*Stated goal*. Look at the entries below and reproduce them exactly.

(Saved entries)
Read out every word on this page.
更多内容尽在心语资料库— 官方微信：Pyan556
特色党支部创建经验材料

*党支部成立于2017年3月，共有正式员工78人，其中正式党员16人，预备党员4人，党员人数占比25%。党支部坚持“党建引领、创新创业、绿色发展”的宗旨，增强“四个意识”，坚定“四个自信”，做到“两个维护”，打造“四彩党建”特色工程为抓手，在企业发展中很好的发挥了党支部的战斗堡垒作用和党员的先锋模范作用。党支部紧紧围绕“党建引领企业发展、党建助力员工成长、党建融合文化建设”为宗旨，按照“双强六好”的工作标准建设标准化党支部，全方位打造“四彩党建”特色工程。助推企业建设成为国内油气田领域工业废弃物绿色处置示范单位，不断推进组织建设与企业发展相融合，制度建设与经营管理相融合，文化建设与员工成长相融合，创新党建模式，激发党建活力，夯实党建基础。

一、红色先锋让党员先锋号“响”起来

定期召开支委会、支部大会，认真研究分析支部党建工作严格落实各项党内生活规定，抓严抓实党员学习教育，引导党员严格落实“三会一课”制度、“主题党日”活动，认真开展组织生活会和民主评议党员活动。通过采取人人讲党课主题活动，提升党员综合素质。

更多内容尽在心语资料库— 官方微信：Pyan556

*Finished task*.
Read out every word on this page.
更多内容尽在心语资料库— 官方微信：Pyan556
特色党支部创建经验材料

*党支部成立于2017年3月，共有正式员工78人，其中正式党员16人，预备党员4人，党员人数占比25%。党支部坚持“党建引领、创新创业、绿色发展”的宗旨，增强“四个意识”，坚定“四个自信”，做到“两个维护”，打造“四彩党建”特色工程为抓手，在企业发展中很好的发挥了党支部的战斗堡垒作用和党员的先锋模范作用。党支部紧紧围绕“党建引领企业发展、党建助力员工成长、党建融合文化建设”为宗旨，按照“双强六好”的工作标准建设标准化党支部，全方位打造“四彩党建”特色工程。助推企业建设成为国内油气田领域工业废弃物绿色处置示范单位，不断推进组织建设与企业发展相融合，制度建设与经营管理相融合，文化建设与员工成长相融合，创新党建模式，激发党建活力，夯实党建基础。

一、红色先锋让党员先锋号“响”起来

定期召开支委会、支部大会，认真研究分析支部党建工作严格落实各项党内生活规定，抓严抓实党员学习教育，引导党员严格落实“三会一课”制度、“主题党日”活动，认真开展组织生活会和民主评议党员活动。通过采取人人讲党课主题活动，提升党员综合素质。

更多内容尽在心语资料库— 官方微信：Pyan556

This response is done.